PROVIDED RECORDS
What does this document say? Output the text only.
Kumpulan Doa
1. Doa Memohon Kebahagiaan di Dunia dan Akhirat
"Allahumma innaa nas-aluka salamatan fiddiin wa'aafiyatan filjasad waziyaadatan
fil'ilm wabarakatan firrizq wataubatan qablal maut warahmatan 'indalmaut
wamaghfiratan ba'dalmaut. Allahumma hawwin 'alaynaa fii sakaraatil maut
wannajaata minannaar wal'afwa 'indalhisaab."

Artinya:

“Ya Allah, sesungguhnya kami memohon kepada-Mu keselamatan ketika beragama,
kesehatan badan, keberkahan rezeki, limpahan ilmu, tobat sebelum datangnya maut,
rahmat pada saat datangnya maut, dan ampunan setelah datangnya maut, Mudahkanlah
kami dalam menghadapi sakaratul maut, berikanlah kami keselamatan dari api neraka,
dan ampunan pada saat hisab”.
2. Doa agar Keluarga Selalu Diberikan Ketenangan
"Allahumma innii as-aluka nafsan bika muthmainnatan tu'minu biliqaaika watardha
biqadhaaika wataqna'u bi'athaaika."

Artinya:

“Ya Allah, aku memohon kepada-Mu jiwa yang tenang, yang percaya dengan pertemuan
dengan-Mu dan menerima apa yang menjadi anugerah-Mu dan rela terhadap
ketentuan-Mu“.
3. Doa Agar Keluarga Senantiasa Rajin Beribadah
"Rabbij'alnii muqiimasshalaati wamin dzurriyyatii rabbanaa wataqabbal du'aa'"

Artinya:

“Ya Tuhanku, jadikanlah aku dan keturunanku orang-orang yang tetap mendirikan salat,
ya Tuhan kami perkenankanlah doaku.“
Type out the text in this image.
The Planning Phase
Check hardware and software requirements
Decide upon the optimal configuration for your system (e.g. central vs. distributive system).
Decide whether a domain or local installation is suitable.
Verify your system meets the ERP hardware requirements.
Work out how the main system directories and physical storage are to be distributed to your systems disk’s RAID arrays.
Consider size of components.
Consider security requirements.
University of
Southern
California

WRITTEN REQUEST
Output all of the material exactly as written.

THE ANSWER
What does this document say? Output the text only.
Kumpulan Doa
1. Doa Memohon Kebahagiaan di Dunia dan Akhirat
"Allahumma innaa nas-aluka salamatan fiddiin wa'aafiyatan filjasad waziyaadatan
fil'ilm wabarakatan firrizq wataubatan qablal maut warahmatan 'indalmaut
wamaghfiratan ba'dalmaut. Allahumma hawwin 'alaynaa fii sakaraatil maut
wannajaata minannaar wal'afwa 'indalhisaab."

Artinya:

“Ya Allah, sesungguhnya kami memohon kepada-Mu keselamatan ketika beragama,
kesehatan badan, keberkahan rezeki, limpahan ilmu, tobat sebelum datangnya maut,
rahmat pada saat datangnya maut, dan ampunan setelah datangnya maut, Mudahkanlah
kami dalam menghadapi sakaratul maut, berikanlah kami keselamatan dari api neraka,
dan ampunan pada saat hisab”.
2. Doa agar Keluarga Selalu Diberikan Ketenangan
"Allahumma innii as-aluka nafsan bika muthmainnatan tu'minu biliqaaika watardha
biqadhaaika wataqna'u bi'athaaika."

Artinya:

“Ya Allah, aku memohon kepada-Mu jiwa yang tenang, yang percaya dengan pertemuan
dengan-Mu dan menerima apa yang menjadi anugerah-Mu dan rela terhadap
ketentuan-Mu“.
3. Doa Agar Keluarga Senantiasa Rajin Beribadah
"Rabbij'alnii muqiimasshalaati wamin dzurriyyatii rabbanaa wataqabbal du'aa'"

Artinya:

“Ya Tuhanku, jadikanlah aku dan keturunanku orang-orang yang tetap mendirikan salat,
ya Tuhan kami perkenankanlah doaku.“
Type out the text in this image.
The Planning Phase
Check hardware and software requirements
Decide upon the optimal configuration for your system (e.g. central vs. distributive system).
Decide whether a domain or local installation is suitable.
Verify your system meets the ERP hardware requirements.
Work out how the main system directories and physical storage are to be distributed to your systems disk’s RAID arrays.
Consider size of components.
Consider security requirements.
University of
Southern
California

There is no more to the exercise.